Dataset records

------------------------------------------------

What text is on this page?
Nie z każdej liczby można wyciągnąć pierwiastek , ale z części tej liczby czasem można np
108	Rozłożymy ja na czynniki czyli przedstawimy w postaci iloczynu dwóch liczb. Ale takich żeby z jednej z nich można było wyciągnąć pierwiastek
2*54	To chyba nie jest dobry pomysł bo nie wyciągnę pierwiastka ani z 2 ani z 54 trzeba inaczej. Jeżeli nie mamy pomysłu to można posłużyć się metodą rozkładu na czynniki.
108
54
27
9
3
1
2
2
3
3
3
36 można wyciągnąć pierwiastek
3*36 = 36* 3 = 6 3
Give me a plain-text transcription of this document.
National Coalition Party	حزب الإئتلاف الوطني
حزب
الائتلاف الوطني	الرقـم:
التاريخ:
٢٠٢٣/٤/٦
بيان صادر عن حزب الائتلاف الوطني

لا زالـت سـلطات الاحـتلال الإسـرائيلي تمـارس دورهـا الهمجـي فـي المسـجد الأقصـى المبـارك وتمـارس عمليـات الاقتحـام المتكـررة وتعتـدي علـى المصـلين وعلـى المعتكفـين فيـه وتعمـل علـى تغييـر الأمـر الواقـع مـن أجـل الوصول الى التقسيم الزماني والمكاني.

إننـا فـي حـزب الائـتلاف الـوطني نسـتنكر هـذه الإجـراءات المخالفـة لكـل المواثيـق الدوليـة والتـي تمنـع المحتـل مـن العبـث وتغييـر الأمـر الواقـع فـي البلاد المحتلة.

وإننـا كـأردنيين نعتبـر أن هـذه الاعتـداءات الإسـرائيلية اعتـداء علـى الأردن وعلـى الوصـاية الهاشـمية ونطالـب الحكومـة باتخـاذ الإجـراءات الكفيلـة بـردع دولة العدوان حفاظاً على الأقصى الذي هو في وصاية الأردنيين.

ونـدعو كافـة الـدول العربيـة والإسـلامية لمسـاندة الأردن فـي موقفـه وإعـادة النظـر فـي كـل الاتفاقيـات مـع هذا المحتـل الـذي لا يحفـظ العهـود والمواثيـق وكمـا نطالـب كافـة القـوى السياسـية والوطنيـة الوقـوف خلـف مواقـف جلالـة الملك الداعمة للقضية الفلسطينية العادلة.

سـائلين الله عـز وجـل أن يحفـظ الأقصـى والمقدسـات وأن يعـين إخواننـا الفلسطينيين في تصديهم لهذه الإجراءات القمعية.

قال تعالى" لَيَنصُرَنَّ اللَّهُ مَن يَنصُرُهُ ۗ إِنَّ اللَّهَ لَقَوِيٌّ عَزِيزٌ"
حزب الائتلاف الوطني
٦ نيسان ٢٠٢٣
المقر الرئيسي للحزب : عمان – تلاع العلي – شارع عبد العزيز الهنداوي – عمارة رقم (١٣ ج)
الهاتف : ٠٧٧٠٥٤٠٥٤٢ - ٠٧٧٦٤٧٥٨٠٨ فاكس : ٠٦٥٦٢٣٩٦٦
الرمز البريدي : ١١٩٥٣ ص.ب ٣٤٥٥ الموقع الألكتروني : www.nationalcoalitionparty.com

------------------------------------------------

— SET TASK —
Copy all lines above containing the string "this".

— COMPLETE OUTPUT —
What text is on this page?
Give me a plain-text transcription of this document.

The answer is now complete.